* Start TASK MATERIAL *
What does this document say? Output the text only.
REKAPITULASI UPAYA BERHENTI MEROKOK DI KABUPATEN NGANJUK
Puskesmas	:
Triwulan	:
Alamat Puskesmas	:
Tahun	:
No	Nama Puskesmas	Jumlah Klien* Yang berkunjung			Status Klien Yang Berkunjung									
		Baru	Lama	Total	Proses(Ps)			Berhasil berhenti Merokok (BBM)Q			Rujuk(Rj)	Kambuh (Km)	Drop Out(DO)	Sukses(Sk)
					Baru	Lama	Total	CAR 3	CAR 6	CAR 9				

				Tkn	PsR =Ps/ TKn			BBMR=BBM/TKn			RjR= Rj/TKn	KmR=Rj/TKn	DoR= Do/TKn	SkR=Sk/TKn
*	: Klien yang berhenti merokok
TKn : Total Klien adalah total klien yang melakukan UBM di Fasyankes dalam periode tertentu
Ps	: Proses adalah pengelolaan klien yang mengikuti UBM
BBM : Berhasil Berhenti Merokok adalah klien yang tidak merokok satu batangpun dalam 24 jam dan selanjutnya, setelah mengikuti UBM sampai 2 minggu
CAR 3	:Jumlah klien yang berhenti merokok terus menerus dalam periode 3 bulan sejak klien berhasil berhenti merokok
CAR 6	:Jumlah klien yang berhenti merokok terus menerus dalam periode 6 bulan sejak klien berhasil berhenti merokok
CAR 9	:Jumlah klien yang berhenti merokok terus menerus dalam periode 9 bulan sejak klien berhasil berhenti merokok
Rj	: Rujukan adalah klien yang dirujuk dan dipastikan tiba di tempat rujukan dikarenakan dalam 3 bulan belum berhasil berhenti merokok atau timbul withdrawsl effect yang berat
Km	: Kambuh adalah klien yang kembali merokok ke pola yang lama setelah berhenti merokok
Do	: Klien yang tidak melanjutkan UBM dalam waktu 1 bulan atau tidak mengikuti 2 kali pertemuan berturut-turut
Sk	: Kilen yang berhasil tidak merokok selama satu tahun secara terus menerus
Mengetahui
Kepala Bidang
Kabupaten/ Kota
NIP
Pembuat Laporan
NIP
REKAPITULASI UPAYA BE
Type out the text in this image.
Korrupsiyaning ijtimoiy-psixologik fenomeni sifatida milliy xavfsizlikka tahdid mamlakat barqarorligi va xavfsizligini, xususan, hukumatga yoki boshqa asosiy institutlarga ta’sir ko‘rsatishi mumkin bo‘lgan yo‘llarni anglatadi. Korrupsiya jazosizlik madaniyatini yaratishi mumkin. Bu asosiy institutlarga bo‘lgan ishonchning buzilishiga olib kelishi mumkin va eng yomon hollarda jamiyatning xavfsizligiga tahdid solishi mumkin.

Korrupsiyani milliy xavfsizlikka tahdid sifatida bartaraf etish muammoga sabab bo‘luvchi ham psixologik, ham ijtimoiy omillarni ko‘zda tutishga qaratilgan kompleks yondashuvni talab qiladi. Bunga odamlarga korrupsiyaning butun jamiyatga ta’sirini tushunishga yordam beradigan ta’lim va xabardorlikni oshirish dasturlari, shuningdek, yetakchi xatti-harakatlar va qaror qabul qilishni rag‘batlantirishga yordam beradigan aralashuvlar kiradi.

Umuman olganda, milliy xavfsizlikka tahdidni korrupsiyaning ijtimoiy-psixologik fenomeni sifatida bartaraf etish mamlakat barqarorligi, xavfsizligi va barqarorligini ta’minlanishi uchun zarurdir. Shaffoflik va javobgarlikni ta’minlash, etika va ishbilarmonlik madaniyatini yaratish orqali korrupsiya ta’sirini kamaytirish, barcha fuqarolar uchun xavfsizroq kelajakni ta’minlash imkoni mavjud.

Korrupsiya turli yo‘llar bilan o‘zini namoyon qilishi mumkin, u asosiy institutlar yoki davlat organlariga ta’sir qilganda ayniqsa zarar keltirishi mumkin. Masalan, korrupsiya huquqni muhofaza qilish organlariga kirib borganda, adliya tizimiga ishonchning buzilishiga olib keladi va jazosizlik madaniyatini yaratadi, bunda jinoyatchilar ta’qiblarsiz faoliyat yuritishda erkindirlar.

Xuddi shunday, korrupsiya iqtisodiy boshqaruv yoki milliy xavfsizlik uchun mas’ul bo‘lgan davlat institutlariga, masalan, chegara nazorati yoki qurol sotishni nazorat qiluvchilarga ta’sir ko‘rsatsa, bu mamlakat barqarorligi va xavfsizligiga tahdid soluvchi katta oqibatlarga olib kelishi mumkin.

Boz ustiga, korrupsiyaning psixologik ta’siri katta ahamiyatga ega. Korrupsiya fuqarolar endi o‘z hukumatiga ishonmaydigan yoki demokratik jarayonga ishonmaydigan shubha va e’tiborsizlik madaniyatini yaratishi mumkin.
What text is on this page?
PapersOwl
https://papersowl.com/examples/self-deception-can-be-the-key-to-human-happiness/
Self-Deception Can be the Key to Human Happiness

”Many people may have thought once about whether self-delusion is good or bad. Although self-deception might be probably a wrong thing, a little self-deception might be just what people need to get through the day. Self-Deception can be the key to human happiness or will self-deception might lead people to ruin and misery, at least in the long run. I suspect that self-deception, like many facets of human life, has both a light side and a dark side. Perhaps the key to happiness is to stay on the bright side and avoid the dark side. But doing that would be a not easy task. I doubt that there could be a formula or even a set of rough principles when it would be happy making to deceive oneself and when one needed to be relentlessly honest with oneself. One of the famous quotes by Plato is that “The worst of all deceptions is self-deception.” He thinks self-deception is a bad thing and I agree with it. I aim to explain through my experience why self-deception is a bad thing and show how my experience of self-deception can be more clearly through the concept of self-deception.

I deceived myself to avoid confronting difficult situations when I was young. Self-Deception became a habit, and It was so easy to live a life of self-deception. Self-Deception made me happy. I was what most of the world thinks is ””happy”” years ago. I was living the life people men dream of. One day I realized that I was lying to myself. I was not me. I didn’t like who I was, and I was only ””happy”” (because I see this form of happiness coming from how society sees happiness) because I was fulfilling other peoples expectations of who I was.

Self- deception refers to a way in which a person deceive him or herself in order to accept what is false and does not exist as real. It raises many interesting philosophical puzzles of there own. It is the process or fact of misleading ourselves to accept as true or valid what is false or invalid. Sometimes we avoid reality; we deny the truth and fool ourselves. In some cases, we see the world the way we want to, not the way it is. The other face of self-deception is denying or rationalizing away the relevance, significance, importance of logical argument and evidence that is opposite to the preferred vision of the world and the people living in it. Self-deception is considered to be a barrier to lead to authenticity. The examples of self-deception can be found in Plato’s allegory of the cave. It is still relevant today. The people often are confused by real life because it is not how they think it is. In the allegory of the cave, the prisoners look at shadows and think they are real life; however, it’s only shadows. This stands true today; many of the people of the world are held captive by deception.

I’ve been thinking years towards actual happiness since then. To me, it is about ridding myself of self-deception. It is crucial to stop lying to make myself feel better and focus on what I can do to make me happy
* End TASK MATERIAL *
▸ **WHAT NEEDS TO BE DONE**:
Write the material out again word for word.

▸ **ANSWER**:
What does this document say? Output the text only.
REKAPITULASI UPAYA BERHENTI MEROKOK DI KABUPATEN NGANJUK
Puskesmas	:
Triwulan	:
Alamat Puskesmas	:
Tahun	:
No	Nama Puskesmas	Jumlah Klien* Yang berkunjung			Status Klien Yang Berkunjung									
		Baru	Lama	Total	Proses(Ps)			Berhasil berhenti Merokok (BBM)Q			Rujuk(Rj)	Kambuh (Km)	Drop Out(DO)	Sukses(Sk)
					Baru	Lama	Total	CAR 3	CAR 6	CAR 9				

				Tkn	PsR =Ps/ TKn			BBMR=BBM/TKn			RjR= Rj/TKn	KmR=Rj/TKn	DoR= Do/TKn	SkR=Sk/TKn
*	: Klien yang berhenti merokok
TKn : Total Klien adalah total klien yang melakukan UBM di Fasyankes dalam periode tertentu
Ps	: Proses adalah pengelolaan klien yang mengikuti UBM
BBM : Berhasil Berhenti Merokok adalah klien yang tidak merokok satu batangpun dalam 24 jam dan selanjutnya, setelah mengikuti UBM sampai 2 minggu
CAR 3	:Jumlah klien yang berhenti merokok terus menerus dalam periode 3 bulan sejak klien berhasil berhenti merokok
CAR 6	:Jumlah klien yang berhenti merokok terus menerus dalam periode 6 bulan sejak klien berhasil berhenti merokok
CAR 9	:Jumlah klien yang berhenti merokok terus menerus dalam periode 9 bulan sejak klien berhasil berhenti merokok
Rj	: Rujukan adalah klien yang dirujuk dan dipastikan tiba di tempat rujukan dikarenakan dalam 3 bulan belum berhasil berhenti merokok atau timbul withdrawsl effect yang berat
Km	: Kambuh adalah klien yang kembali merokok ke pola yang lama setelah berhenti merokok
Do	: Klien yang tidak melanjutkan UBM dalam waktu 1 bulan atau tidak mengikuti 2 kali pertemuan berturut-turut
Sk	: Kilen yang berhasil tidak merokok selama satu tahun secara terus menerus
Mengetahui
Kepala Bidang
Kabupaten/ Kota
NIP
Pembuat Laporan
NIP
REKAPITULASI UPAYA BE
Type out the text in this image.
Korrupsiyaning ijtimoiy-psixologik fenomeni sifatida milliy xavfsizlikka tahdid mamlakat barqarorligi va xavfsizligini, xususan, hukumatga yoki boshqa asosiy institutlarga ta’sir ko‘rsatishi mumkin bo‘lgan yo‘llarni anglatadi. Korrupsiya jazosizlik madaniyatini yaratishi mumkin. Bu asosiy institutlarga bo‘lgan ishonchning buzilishiga olib kelishi mumkin va eng yomon hollarda jamiyatning xavfsizligiga tahdid solishi mumkin.

Korrupsiyani milliy xavfsizlikka tahdid sifatida bartaraf etish muammoga sabab bo‘luvchi ham psixologik, ham ijtimoiy omillarni ko‘zda tutishga qaratilgan kompleks yondashuvni talab qiladi. Bunga odamlarga korrupsiyaning butun jamiyatga ta’sirini tushunishga yordam beradigan ta’lim va xabardorlikni oshirish dasturlari, shuningdek, yetakchi xatti-harakatlar va qaror qabul qilishni rag‘batlantirishga yordam beradigan aralashuvlar kiradi.

Umuman olganda, milliy xavfsizlikka tahdidni korrupsiyaning ijtimoiy-psixologik fenomeni sifatida bartaraf etish mamlakat barqarorligi, xavfsizligi va barqarorligini ta’minlanishi uchun zarurdir. Shaffoflik va javobgarlikni ta’minlash, etika va ishbilarmonlik madaniyatini yaratish orqali korrupsiya ta’sirini kamaytirish, barcha fuqarolar uchun xavfsizroq kelajakni ta’minlash imkoni mavjud.

Korrupsiya turli yo‘llar bilan o‘zini namoyon qilishi mumkin, u asosiy institutlar yoki davlat organlariga ta’sir qilganda ayniqsa zarar keltirishi mumkin. Masalan, korrupsiya huquqni muhofaza qilish organlariga kirib borganda, adliya tizimiga ishonchning buzilishiga olib keladi va jazosizlik madaniyatini yaratadi, bunda jinoyatchilar ta’qiblarsiz faoliyat yuritishda erkindirlar.

Xuddi shunday, korrupsiya iqtisodiy boshqaruv yoki milliy xavfsizlik uchun mas’ul bo‘lgan davlat institutlariga, masalan, chegara nazorati yoki qurol sotishni nazorat qiluvchilarga ta’sir ko‘rsatsa, bu mamlakat barqarorligi va xavfsizligiga tahdid soluvchi katta oqibatlarga olib kelishi mumkin.

Boz ustiga, korrupsiyaning psixologik ta’siri katta ahamiyatga ega. Korrupsiya fuqarolar endi o‘z hukumatiga ishonmaydigan yoki demokratik jarayonga ishonmaydigan shubha va e’tiborsizlik madaniyatini yaratishi mumkin.
What text is on this page?
PapersOwl
https://papersowl.com/examples/self-deception-can-be-the-key-to-human-happiness/
Self-Deception Can be the Key to Human Happiness

”Many people may have thought once about whether self-delusion is good or bad. Although self-deception might be probably a wrong thing, a little self-deception might be just what people need to get through the day. Self-Deception can be the key to human happiness or will self-deception might lead people to ruin and misery, at least in the long run. I suspect that self-deception, like many facets of human life, has both a light side and a dark side. Perhaps the key to happiness is to stay on the bright side and avoid the dark side. But doing that would be a not easy task. I doubt that there could be a formula or even a set of rough principles when it would be happy making to deceive oneself and when one needed to be relentlessly honest with oneself. One of the famous quotes by Plato is that “The worst of all deceptions is self-deception.” He thinks self-deception is a bad thing and I agree with it. I aim to explain through my experience why self-deception is a bad thing and show how my experience of self-deception can be more clearly through the concept of self-deception.

I deceived myself to avoid confronting difficult situations when I was young. Self-Deception became a habit, and It was so easy to live a life of self-deception. Self-Deception made me happy. I was what most of the world thinks is ””happy”” years ago. I was living the life people men dream of. One day I realized that I was lying to myself. I was not me. I didn’t like who I was, and I was only ””happy”” (because I see this form of happiness coming from how society sees happiness) because I was fulfilling other peoples expectations of who I was.

Self- deception refers to a way in which a person deceive him or herself in order to accept what is false and does not exist as real. It raises many interesting philosophical puzzles of there own. It is the process or fact of misleading ourselves to accept as true or valid what is false or invalid. Sometimes we avoid reality; we deny the truth and fool ourselves. In some cases, we see the world the way we want to, not the way it is. The other face of self-deception is denying or rationalizing away the relevance, significance, importance of logical argument and evidence that is opposite to the preferred vision of the world and the people living in it. Self-deception is considered to be a barrier to lead to authenticity. The examples of self-deception can be found in Plato’s allegory of the cave. It is still relevant today. The people often are confused by real life because it is not how they think it is. In the allegory of the cave, the prisoners look at shadows and think they are real life; however, it’s only shadows. This stands true today; many of the people of the world are held captive by deception.

I’ve been thinking years towards actual happiness since then. To me, it is about ridding myself of self-deception. It is crucial to stop lying to make myself feel better and focus on what I can do to make me happy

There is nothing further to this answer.